Figure contents as structured data
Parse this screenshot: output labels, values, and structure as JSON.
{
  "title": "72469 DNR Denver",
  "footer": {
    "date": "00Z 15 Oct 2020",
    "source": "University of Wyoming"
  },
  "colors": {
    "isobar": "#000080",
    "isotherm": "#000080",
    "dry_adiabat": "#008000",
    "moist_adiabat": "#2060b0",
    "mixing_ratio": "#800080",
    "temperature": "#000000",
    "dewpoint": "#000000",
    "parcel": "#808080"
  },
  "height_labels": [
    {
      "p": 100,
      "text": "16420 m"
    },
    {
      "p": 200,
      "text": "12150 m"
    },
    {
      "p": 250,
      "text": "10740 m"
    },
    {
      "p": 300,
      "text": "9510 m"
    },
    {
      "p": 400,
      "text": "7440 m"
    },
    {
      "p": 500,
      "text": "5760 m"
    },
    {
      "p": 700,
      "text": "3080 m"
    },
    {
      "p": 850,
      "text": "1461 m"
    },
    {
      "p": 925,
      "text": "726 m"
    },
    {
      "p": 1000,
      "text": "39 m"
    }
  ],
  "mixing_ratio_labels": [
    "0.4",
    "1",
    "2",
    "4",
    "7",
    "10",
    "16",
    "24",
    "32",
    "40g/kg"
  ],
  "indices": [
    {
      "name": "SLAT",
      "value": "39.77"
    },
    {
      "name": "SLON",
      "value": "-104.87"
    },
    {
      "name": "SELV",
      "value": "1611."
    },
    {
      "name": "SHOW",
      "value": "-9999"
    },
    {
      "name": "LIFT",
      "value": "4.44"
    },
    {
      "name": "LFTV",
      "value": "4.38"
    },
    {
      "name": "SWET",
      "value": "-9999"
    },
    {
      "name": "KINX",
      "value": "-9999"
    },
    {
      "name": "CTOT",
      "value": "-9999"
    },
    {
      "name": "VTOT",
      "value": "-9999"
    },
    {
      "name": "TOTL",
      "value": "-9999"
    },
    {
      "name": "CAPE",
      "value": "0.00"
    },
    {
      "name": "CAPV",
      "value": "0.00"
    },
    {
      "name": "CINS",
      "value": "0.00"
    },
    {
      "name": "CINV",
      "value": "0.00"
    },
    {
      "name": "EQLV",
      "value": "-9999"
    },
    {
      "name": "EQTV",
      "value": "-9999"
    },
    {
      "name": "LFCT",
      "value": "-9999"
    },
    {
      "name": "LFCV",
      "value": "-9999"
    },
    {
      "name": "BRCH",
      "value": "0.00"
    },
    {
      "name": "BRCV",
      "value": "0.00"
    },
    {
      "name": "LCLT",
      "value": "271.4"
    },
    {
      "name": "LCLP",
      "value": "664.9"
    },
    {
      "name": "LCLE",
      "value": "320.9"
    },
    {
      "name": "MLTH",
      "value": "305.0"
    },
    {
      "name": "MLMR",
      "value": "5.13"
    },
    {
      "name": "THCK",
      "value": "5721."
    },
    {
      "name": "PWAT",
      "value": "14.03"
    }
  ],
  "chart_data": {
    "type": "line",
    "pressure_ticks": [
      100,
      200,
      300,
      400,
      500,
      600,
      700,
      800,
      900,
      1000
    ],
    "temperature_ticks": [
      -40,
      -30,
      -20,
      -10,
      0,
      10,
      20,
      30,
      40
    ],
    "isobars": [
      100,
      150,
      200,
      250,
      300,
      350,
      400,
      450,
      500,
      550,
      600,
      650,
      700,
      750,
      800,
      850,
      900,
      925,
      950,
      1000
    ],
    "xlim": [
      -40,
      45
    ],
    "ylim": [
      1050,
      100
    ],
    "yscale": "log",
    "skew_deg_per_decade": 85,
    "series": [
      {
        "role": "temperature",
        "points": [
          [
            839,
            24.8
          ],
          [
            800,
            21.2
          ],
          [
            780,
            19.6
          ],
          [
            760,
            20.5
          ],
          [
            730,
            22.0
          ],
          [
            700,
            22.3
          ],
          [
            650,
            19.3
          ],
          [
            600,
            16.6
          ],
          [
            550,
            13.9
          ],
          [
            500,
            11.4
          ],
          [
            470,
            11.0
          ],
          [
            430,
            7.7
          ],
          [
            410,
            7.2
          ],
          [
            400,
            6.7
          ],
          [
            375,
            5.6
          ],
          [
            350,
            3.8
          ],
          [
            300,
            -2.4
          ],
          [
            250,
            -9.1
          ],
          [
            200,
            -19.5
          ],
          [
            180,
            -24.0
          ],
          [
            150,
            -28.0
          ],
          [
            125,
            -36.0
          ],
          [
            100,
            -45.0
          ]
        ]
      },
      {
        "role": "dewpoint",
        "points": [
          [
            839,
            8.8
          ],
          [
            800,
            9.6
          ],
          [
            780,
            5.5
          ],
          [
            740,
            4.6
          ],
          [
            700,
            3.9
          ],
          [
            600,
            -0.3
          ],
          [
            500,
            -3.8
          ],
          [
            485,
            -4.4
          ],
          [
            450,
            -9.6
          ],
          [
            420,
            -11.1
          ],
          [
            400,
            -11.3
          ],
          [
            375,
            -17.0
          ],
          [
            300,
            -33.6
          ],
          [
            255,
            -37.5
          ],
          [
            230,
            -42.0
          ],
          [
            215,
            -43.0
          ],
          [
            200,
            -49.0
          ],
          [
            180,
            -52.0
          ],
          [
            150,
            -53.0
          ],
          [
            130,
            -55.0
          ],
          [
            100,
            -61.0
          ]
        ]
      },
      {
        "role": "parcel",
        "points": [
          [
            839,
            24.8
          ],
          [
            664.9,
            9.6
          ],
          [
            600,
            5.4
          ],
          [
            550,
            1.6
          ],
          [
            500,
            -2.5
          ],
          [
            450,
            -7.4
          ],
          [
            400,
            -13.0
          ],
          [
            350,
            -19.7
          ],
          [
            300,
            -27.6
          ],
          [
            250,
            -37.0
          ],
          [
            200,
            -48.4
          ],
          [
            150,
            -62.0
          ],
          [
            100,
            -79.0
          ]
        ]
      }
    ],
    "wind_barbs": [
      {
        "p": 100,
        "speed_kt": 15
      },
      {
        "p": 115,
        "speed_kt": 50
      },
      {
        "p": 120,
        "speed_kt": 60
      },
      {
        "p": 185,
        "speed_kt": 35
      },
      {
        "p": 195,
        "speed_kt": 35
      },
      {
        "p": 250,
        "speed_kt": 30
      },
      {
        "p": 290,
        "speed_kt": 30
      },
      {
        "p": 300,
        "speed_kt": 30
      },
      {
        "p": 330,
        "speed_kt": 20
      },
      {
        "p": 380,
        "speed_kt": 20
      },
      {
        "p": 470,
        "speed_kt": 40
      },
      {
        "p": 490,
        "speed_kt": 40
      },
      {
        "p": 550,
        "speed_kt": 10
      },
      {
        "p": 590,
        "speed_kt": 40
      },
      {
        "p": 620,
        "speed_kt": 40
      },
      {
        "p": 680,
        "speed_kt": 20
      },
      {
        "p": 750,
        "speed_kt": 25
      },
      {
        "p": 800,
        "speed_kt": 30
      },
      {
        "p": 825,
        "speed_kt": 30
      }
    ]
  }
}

§ Written exercise
From the records above, extract every line exactly as it stands.

§ Result for this exercise
Parse this screenshot: output labels, values, and structure as JSON.
{
  "title": "72469 DNR Denver",
  "footer": {
    "date": "00Z 15 Oct 2020",
    "source": "University of Wyoming"
  },
  "colors": {
    "isobar": "#000080",
    "isotherm": "#000080",
    "dry_adiabat": "#008000",
    "moist_adiabat": "#2060b0",
    "mixing_ratio": "#800080",
    "temperature": "#000000",
    "dewpoint": "#000000",
    "parcel": "#808080"
  },
  "height_labels": [
    {
      "p": 100,
      "text": "16420 m"
    },
    {
      "p": 200,
      "text": "12150 m"
    },
    {
      "p": 250,
      "text": "10740 m"
    },
    {
      "p": 300,
      "text": "9510 m"
    },
    {
      "p": 400,
      "text": "7440 m"
    },
    {
      "p": 500,
      "text": "5760 m"
    },
    {
      "p": 700,
      "text": "3080 m"
    },
    {
      "p": 850,
      "text": "1461 m"
    },
    {
      "p": 925,
      "text": "726 m"
    },
    {
      "p": 1000,
      "text": "39 m"
    }
  ],
  "mixing_ratio_labels": [
    "0.4",
    "1",
    "2",
    "4",
    "7",
    "10",
    "16",
    "24",
    "32",
    "40g/kg"
  ],
  "indices": [
    {
      "name": "SLAT",
      "value": "39.77"
    },
    {
      "name": "SLON",
      "value": "-104.87"
    },
    {
      "name": "SELV",
      "value": "1611."
    },
    {
      "name": "SHOW",
      "value": "-9999"
    },
    {
      "name": "LIFT",
      "value": "4.44"
    },
    {
      "name": "LFTV",
      "value": "4.38"
    },
    {
      "name": "SWET",
      "value": "-9999"
    },
    {
      "name": "KINX",
      "value": "-9999"
    },
    {
      "name": "CTOT",
      "value": "-9999"
    },
    {
      "name": "VTOT",
      "value": "-9999"
    },
    {
      "name": "TOTL",
      "value": "-9999"
    },
    {
      "name": "CAPE",
      "value": "0.00"
    },
    {
      "name": "CAPV",
      "value": "0.00"
    },
    {
      "name": "CINS",
      "value": "0.00"
    },
    {
      "name": "CINV",
      "value": "0.00"
    },
    {
      "name": "EQLV",
      "value": "-9999"
    },
    {
      "name": "EQTV",
      "value": "-9999"
    },
    {
      "name": "LFCT",
      "value": "-9999"
    },
    {
      "name": "LFCV",
      "value": "-9999"
    },
    {
      "name": "BRCH",
      "value": "0.00"
    },
    {
      "name": "BRCV",
      "value": "0.00"
    },
    {
      "name": "LCLT",
      "value": "271.4"
    },
    {
      "name": "LCLP",
      "value": "664.9"
    },
    {
      "name": "LCLE",
      "value": "320.9"
    },
    {
      "name": "MLTH",
      "value": "305.0"
    },
    {
      "name": "MLMR",
      "value": "5.13"
    },
    {
      "name": "THCK",
      "value": "5721."
    },
    {
      "name": "PWAT",
      "value": "14.03"
    }
  ],
  "chart_data": {
    "type": "line",
    "pressure_ticks": [
      100,
      200,
      300,
      400,
      500,
      600,
      700,
      800,
      900,
      1000
    ],
    "temperature_ticks": [
      -40,
      -30,
      -20,
      -10,
      0,
      10,
      20,
      30,
      40
    ],
    "isobars": [
      100,
      150,
      200,
      250,
      300,
      350,
      400,
      450,
      500,
      550,
      600,
      650,
      700,
      750,
      800,
      850,
      900,
      925,
      950,
      1000
    ],
    "xlim": [
      -40,
      45
    ],
    "ylim": [
      1050,
      100
    ],
    "yscale": "log",
    "skew_deg_per_decade": 85,
    "series": [
      {
        "role": "temperature",
        "points": [
          [
            839,
            24.8
          ],
          [
            800,
            21.2
          ],
          [
            780,
            19.6
          ],
          [
            760,
            20.5
          ],
          [
            730,
            22.0
          ],
          [
            700,
            22.3
          ],
          [
            650,
            19.3
          ],
          [
            600,
            16.6
          ],
          [
            550,
            13.9
          ],
          [
            500,
            11.4
          ],
          [
            470,
            11.0
          ],
          [
            430,
            7.7
          ],
          [
            410,
            7.2
          ],
          [
            400,
            6.7
          ],
          [
            375,
            5.6
          ],
          [
            350,
            3.8
          ],
          [
            300,
            -2.4
          ],
          [
            250,
            -9.1
          ],
          [
            200,
            -19.5
          ],
          [
            180,
            -24.0
          ],
          [
            150,
            -28.0
          ],
          [
            125,
            -36.0
          ],
          [
            100,
            -45.0
          ]
        ]
      },
      {
        "role": "dewpoint",
        "points": [
          [
            839,
            8.8
          ],
          [
            800,
            9.6
          ],
          [
            780,
            5.5
          ],
          [
            740,
            4.6
          ],
          [
            700,
            3.9
          ],
          [
            600,
            -0.3
          ],
          [
            500,
            -3.8
          ],
          [
            485,
            -4.4
          ],
          [
            450,
            -9.6
          ],
          [
            420,
            -11.1
          ],
          [
            400,
            -11.3
          ],
          [
            375,
            -17.0
          ],
          [
            300,
            -33.6
          ],
          [
            255,
            -37.5
          ],
          [
            230,
            -42.0
          ],
          [
            215,
            -43.0
          ],
          [
            200,
            -49.0
          ],
          [
            180,
            -52.0
          ],
          [
            150,
            -53.0
          ],
          [
            130,
            -55.0
          ],
          [
            100,
            -61.0
          ]
        ]
      },
      {
        "role": "parcel",
        "points": [
          [
            839,
            24.8
          ],
          [
            664.9,
            9.6
          ],
          [
            600,
            5.4
          ],
          [
            550,
            1.6
          ],
          [
            500,
            -2.5
          ],
          [
            450,
            -7.4
          ],
          [
            400,
            -13.0
          ],
          [
            350,
            -19.7
          ],
          [
            300,
            -27.6
          ],
          [
            250,
            -37.0
          ],
          [
            200,
            -48.4
          ],
          [
            150,
            -62.0
          ],
          [
            100,
            -79.0
          ]
        ]
      }
    ],
    "wind_barbs": [
      {
        "p": 100,
        "speed_kt": 15
      },
      {
        "p": 115,
        "speed_kt": 50
      },
      {
        "p": 120,
        "speed_kt": 60
      },
      {
        "p": 185,
        "speed_kt": 35
      },
      {
        "p": 195,
        "speed_kt": 35
      },
      {
        "p": 250,
        "speed_kt": 30
      },
      {
        "p": 290,
        "speed_kt": 30
      },
      {
        "p": 300,
        "speed_kt": 30
      },
      {
        "p": 330,
        "speed_kt": 20
      },
      {
        "p": 380,
        "speed_kt": 20
      },
      {
        "p": 470,
        "speed_kt": 40
      },
      {
        "p": 490,
        "speed_kt": 40
      },
      {
        "p": 550,
        "speed_kt": 10
      },
      {
        "p": 590,
        "speed_kt": 40
      },
      {
        "p": 620,
        "speed_kt": 40
      },
      {
        "p": 680,
        "speed_kt": 20
      },
      {
        "p": 750,
        "speed_kt": 25
      },
      {
        "p": 800,
        "speed_kt": 30
      },
      {
        "p": 825,
        "speed_kt": 30
      }
    ]
  }
}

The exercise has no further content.